Your task — Pick out the lines below that include the string "annotation".

Supplied material: Begin

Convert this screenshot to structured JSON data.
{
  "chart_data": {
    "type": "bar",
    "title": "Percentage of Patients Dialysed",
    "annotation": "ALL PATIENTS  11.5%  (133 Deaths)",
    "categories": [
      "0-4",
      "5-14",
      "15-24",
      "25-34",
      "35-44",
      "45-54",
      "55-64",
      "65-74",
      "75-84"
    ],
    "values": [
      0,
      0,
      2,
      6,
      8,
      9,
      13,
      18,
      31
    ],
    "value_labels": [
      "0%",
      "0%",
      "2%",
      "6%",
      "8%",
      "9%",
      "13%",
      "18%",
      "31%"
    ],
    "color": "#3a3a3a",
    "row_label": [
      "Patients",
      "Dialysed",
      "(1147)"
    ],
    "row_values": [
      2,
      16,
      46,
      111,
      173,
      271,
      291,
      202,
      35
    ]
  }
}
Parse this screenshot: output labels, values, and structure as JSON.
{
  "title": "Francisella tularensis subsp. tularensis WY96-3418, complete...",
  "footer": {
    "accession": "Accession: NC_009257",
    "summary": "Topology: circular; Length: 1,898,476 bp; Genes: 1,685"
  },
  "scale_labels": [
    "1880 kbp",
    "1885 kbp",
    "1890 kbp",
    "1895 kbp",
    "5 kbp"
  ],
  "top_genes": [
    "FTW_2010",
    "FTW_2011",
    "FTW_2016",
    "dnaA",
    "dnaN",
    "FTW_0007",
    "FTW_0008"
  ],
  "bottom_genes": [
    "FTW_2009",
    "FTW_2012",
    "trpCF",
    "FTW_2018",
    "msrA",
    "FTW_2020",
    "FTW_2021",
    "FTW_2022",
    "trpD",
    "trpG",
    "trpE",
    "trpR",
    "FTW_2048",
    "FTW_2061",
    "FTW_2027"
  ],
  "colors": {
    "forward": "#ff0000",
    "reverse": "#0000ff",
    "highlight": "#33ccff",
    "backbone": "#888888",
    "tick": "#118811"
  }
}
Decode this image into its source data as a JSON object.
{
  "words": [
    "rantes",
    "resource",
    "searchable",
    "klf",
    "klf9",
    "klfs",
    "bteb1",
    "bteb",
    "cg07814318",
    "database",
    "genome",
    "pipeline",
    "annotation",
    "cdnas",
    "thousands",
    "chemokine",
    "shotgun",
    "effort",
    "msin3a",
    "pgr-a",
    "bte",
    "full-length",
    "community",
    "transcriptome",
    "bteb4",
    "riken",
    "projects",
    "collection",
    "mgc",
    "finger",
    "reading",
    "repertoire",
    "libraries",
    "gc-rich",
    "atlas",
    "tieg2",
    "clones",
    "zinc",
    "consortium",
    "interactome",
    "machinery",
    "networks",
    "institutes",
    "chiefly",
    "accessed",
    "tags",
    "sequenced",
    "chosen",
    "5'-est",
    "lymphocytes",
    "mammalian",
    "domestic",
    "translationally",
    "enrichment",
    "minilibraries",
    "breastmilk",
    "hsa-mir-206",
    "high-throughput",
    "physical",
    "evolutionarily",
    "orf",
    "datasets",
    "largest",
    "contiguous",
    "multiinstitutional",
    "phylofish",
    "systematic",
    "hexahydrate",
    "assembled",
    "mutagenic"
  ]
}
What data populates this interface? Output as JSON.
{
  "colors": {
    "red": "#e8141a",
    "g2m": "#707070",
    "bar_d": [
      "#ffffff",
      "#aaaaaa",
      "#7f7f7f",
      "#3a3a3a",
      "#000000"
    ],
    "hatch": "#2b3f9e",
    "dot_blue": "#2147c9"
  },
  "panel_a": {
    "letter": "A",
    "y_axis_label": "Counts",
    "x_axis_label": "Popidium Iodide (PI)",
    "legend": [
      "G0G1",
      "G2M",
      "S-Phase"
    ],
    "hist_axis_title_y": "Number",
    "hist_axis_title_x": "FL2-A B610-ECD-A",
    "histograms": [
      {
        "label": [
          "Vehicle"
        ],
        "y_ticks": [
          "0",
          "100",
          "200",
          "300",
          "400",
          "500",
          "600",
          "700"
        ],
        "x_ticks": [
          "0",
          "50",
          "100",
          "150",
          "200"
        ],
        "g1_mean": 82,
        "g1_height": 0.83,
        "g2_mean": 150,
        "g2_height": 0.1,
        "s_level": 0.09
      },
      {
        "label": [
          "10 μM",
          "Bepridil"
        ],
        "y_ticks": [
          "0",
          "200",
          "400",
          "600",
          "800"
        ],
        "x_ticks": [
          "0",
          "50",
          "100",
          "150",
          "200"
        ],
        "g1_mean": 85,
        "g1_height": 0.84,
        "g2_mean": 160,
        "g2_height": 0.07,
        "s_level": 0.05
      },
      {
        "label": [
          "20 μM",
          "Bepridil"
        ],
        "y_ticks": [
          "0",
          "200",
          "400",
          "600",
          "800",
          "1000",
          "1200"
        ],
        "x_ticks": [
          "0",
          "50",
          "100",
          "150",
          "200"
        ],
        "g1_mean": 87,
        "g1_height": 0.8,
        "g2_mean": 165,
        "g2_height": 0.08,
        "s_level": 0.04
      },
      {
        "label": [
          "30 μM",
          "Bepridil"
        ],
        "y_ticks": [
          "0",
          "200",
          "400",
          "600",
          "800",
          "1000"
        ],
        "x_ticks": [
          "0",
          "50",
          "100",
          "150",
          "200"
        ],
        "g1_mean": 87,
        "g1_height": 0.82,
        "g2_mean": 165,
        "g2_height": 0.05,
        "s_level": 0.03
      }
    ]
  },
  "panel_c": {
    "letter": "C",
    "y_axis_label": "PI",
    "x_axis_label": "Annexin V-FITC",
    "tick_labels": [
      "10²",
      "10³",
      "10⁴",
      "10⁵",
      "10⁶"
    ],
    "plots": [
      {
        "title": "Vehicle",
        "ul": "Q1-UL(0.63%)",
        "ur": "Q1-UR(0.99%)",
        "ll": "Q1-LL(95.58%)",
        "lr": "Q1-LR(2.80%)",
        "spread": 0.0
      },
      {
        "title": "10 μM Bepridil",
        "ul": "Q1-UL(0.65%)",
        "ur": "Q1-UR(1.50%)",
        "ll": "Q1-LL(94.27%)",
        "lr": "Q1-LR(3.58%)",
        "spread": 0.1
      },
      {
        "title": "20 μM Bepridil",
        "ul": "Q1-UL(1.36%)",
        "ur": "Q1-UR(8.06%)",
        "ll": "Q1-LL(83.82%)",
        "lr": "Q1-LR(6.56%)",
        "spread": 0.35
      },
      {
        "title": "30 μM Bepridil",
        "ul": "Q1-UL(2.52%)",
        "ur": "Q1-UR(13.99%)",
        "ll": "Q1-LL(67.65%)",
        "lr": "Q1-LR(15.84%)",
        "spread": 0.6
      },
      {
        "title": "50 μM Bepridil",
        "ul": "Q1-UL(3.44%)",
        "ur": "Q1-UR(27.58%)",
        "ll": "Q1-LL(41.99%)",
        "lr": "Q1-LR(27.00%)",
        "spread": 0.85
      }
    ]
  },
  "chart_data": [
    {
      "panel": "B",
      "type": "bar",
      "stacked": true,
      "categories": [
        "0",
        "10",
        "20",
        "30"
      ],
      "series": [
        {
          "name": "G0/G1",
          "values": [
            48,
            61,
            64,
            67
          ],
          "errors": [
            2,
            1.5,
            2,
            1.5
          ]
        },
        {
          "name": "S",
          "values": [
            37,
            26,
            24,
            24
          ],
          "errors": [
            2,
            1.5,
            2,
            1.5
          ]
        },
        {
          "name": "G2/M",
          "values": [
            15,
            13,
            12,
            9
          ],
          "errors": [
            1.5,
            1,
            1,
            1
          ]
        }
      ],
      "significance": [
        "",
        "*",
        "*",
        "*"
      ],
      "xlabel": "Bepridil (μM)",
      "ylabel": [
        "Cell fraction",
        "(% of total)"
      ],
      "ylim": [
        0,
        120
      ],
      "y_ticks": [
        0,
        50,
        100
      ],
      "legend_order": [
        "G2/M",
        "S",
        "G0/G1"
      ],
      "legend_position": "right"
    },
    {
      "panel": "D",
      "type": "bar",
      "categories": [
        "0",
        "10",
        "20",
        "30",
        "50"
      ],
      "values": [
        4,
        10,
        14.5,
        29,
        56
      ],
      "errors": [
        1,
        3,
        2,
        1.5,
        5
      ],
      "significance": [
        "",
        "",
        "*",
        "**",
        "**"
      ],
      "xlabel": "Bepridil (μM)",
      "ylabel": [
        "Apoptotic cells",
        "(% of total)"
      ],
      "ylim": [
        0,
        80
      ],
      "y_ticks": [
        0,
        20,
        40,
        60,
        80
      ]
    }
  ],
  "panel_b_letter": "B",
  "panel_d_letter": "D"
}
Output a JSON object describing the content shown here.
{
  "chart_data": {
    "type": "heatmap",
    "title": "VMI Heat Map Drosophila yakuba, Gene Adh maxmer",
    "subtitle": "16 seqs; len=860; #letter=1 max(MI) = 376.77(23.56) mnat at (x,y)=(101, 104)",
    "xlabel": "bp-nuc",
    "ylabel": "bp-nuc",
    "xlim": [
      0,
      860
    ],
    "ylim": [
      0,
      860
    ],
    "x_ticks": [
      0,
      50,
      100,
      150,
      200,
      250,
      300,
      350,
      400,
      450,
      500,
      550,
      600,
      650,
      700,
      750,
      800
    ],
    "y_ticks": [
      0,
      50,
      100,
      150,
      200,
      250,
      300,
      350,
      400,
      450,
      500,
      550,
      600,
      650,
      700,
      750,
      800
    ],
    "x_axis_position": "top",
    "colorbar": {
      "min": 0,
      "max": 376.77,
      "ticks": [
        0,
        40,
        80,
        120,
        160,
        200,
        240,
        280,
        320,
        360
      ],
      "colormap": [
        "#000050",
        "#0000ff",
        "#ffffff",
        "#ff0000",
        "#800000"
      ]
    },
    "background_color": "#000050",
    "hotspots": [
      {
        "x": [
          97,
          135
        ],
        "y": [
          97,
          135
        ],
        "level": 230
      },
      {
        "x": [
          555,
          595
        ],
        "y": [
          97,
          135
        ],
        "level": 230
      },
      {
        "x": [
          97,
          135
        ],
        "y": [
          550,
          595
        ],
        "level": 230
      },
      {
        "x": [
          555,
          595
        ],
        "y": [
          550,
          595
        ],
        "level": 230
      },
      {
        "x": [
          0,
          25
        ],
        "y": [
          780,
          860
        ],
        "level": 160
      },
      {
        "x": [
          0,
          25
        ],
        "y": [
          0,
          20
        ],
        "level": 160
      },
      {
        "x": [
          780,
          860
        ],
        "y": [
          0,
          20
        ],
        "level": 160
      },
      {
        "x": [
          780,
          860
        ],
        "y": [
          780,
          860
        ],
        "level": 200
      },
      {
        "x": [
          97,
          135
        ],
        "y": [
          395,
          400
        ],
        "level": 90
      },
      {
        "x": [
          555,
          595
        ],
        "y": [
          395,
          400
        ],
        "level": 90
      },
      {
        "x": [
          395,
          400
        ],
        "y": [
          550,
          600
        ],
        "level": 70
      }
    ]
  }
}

Supplied material: End

Your response —
    "annotation": "ALL PATIENTS  11.5%  (133 Deaths)",
    "annotation",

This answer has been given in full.